### PROVIDED RECORDS
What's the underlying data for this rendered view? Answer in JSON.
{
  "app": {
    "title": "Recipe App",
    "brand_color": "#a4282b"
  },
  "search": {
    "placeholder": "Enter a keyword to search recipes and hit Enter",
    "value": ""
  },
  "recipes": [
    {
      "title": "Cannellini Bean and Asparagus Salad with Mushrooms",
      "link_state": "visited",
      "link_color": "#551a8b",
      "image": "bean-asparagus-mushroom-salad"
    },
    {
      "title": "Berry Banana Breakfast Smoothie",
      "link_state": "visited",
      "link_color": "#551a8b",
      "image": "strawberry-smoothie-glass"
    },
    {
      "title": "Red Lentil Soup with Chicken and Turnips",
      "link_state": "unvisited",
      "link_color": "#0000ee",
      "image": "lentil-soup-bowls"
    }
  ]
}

### TASK DETAILS
Restate each of the entries above verbatim.

### SOLUTION
What's the underlying data for this rendered view? Answer in JSON.
{
  "app": {
    "title": "Recipe App",
    "brand_color": "#a4282b"
  },
  "search": {
    "placeholder": "Enter a keyword to search recipes and hit Enter",
    "value": ""
  },
  "recipes": [
    {
      "title": "Cannellini Bean and Asparagus Salad with Mushrooms",
      "link_state": "visited",
      "link_color": "#551a8b",
      "image": "bean-asparagus-mushroom-salad"
    },
    {
      "title": "Berry Banana Breakfast Smoothie",
      "link_state": "visited",
      "link_color": "#551a8b",
      "image": "strawberry-smoothie-glass"
    },
    {
      "title": "Red Lentil Soup with Chicken and Turnips",
      "link_state": "unvisited",
      "link_color": "#0000ee",
      "image": "lentil-soup-bowls"
    }
  ]
}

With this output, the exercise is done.